Read the listing below and copy out every line that holds "true".

====== Supplied information ======

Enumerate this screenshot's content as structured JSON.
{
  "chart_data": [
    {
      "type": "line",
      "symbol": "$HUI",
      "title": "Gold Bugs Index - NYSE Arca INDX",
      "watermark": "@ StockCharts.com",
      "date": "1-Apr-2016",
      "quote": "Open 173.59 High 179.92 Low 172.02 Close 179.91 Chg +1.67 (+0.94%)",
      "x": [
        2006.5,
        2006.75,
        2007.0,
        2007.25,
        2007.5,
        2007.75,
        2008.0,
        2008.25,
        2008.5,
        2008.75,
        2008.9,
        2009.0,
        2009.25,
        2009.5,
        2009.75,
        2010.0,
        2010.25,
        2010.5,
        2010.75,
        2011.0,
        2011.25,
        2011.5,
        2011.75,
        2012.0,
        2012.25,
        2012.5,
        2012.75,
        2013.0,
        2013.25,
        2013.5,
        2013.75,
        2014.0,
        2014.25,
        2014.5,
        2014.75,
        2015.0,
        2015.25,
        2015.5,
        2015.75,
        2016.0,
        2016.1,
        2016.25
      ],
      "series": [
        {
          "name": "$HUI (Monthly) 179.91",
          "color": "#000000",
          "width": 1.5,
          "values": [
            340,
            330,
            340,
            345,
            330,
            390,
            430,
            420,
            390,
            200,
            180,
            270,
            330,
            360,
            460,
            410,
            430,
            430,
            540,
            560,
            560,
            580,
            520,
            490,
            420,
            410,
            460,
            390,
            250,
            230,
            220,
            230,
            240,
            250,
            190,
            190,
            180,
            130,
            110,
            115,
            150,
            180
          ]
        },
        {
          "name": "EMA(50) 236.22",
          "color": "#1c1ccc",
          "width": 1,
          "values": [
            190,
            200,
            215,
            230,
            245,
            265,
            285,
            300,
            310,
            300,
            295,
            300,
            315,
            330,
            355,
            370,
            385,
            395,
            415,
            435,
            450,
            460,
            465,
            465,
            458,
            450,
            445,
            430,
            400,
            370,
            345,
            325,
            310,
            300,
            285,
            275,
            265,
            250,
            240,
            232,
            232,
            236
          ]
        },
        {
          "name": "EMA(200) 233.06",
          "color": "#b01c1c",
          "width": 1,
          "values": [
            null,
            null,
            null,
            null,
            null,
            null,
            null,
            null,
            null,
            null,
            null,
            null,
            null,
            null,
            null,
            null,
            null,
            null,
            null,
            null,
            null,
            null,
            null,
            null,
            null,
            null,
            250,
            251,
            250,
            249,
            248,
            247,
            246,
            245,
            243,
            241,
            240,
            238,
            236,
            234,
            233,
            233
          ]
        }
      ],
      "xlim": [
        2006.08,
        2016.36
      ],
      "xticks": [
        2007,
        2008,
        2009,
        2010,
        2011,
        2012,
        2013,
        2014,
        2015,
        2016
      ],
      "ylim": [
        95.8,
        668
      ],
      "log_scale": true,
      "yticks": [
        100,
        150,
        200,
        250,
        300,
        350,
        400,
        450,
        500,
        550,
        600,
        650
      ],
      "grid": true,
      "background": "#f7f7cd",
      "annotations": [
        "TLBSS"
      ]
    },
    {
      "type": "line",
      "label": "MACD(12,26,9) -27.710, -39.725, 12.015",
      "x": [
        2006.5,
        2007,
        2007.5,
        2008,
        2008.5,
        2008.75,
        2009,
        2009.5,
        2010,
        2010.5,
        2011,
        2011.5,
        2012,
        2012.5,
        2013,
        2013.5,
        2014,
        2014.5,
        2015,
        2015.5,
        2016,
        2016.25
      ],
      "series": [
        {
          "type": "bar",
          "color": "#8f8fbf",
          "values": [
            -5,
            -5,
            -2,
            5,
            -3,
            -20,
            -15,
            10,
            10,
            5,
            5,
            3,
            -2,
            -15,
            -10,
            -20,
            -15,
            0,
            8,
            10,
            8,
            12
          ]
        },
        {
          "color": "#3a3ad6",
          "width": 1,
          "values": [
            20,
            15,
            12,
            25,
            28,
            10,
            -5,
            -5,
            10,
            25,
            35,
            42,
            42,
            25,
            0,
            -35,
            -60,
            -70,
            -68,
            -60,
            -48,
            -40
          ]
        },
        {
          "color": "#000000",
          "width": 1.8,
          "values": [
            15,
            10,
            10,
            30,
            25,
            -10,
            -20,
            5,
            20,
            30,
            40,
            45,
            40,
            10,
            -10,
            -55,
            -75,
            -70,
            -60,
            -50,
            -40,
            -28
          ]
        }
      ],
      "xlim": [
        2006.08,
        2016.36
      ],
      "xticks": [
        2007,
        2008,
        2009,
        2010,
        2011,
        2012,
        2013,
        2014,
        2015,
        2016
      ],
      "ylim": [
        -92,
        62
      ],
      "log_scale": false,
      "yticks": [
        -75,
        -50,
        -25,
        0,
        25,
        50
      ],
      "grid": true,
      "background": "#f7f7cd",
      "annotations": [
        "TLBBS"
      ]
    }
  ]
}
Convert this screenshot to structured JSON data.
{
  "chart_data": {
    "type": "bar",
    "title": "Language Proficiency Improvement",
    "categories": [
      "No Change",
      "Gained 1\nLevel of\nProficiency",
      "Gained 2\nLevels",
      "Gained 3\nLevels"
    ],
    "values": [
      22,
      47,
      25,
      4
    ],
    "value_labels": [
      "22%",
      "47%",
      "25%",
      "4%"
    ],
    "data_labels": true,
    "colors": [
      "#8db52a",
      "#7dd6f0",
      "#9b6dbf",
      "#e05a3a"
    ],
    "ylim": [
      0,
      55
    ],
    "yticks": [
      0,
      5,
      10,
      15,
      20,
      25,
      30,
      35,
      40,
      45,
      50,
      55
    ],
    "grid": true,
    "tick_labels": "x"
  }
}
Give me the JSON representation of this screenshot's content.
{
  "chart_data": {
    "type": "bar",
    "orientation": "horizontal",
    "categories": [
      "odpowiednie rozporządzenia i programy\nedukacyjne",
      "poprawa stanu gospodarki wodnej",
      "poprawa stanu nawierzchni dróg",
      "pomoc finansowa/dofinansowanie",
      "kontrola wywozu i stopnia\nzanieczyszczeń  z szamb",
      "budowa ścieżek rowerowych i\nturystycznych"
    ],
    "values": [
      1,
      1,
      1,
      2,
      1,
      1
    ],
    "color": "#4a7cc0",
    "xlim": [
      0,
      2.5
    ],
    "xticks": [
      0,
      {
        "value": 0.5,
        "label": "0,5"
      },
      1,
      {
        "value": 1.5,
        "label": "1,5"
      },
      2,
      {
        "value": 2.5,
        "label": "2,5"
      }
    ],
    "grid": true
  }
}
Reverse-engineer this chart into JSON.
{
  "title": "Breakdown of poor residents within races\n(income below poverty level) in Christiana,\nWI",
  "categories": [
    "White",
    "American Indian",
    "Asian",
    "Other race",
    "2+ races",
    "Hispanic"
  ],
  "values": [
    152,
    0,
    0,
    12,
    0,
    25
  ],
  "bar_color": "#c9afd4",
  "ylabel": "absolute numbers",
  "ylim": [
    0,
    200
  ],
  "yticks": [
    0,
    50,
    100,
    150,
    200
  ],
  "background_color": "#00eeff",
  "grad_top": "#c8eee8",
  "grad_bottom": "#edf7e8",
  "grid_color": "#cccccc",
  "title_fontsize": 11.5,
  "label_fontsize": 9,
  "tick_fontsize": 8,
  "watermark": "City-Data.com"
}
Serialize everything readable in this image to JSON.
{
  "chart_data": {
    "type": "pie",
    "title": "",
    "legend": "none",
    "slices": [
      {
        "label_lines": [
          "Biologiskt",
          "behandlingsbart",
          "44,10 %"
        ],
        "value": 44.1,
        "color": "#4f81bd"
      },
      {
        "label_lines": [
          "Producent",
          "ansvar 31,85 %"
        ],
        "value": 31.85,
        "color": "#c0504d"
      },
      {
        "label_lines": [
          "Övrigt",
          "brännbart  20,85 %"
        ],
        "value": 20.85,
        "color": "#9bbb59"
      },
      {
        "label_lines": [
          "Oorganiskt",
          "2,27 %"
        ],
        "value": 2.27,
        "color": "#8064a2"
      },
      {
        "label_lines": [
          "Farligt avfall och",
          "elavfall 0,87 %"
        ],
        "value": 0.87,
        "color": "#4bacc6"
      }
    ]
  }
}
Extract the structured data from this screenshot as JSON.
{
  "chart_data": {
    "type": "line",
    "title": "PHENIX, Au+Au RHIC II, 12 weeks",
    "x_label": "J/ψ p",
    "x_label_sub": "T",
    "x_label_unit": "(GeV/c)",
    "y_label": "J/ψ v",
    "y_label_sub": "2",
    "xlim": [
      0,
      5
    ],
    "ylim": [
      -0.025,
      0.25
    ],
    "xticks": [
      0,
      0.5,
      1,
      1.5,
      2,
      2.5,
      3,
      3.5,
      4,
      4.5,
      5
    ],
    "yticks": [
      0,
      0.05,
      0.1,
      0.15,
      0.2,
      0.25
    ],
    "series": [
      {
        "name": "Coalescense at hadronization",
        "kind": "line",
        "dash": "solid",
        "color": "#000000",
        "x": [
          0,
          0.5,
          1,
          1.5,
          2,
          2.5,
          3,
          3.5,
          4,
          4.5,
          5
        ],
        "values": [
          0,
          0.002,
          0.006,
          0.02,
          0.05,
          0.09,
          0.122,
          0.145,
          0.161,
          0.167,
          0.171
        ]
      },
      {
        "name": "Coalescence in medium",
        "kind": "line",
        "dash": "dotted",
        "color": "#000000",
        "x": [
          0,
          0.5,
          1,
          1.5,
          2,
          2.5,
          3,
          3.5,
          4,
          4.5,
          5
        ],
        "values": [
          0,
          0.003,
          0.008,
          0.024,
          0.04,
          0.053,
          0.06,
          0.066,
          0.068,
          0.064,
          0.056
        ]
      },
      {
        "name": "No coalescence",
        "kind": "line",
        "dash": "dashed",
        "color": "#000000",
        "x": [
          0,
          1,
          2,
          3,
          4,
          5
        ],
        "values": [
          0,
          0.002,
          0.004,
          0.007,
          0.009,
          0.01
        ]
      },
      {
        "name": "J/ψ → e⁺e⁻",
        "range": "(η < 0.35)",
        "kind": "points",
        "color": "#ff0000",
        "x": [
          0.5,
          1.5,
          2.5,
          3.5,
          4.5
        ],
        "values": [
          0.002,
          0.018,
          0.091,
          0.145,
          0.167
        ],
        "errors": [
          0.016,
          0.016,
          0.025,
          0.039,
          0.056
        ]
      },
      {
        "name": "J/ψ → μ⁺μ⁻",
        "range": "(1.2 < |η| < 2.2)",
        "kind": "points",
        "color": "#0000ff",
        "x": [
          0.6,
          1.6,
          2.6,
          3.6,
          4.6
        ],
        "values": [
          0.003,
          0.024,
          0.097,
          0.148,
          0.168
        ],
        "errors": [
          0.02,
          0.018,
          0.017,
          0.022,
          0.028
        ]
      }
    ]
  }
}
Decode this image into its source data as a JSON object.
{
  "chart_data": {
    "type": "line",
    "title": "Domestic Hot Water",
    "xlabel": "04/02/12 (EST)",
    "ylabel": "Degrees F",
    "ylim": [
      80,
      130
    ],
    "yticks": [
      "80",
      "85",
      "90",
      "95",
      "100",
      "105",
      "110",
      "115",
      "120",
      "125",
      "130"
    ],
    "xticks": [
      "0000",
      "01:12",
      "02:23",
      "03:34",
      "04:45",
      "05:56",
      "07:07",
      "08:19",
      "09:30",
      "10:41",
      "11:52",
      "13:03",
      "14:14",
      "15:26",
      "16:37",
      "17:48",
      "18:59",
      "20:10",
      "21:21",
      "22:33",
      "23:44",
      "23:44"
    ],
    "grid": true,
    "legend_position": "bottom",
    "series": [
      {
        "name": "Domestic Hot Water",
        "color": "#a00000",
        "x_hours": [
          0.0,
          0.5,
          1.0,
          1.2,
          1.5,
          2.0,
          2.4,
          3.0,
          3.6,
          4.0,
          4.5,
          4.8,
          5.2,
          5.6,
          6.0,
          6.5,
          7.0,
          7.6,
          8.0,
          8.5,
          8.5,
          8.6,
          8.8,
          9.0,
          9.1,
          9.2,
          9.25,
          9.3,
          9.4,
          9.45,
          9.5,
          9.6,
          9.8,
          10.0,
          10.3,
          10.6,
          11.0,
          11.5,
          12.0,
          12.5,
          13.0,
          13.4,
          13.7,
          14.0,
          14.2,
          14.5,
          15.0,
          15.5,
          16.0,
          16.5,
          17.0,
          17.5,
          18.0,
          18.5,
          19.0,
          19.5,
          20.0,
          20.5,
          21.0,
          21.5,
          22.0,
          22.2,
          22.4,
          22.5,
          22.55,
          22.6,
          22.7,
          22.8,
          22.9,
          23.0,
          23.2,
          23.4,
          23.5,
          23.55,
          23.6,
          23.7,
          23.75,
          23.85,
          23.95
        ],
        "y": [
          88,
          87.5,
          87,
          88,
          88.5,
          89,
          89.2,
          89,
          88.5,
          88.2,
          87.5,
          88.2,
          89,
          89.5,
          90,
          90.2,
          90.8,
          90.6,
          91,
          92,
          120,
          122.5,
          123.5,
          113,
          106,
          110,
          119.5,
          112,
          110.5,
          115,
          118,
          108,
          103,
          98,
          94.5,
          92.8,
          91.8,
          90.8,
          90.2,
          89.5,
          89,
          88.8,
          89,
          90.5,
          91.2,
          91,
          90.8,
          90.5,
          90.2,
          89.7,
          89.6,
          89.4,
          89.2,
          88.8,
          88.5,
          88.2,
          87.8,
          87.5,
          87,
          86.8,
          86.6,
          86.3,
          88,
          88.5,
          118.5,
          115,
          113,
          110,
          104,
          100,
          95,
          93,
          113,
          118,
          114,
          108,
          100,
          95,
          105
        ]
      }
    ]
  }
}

======

The result:
      "log_scale": true,
      "grid": true,
      "grid": true,
    "data_labels": true,
    "grid": true,
    "grid": true
    "grid": true,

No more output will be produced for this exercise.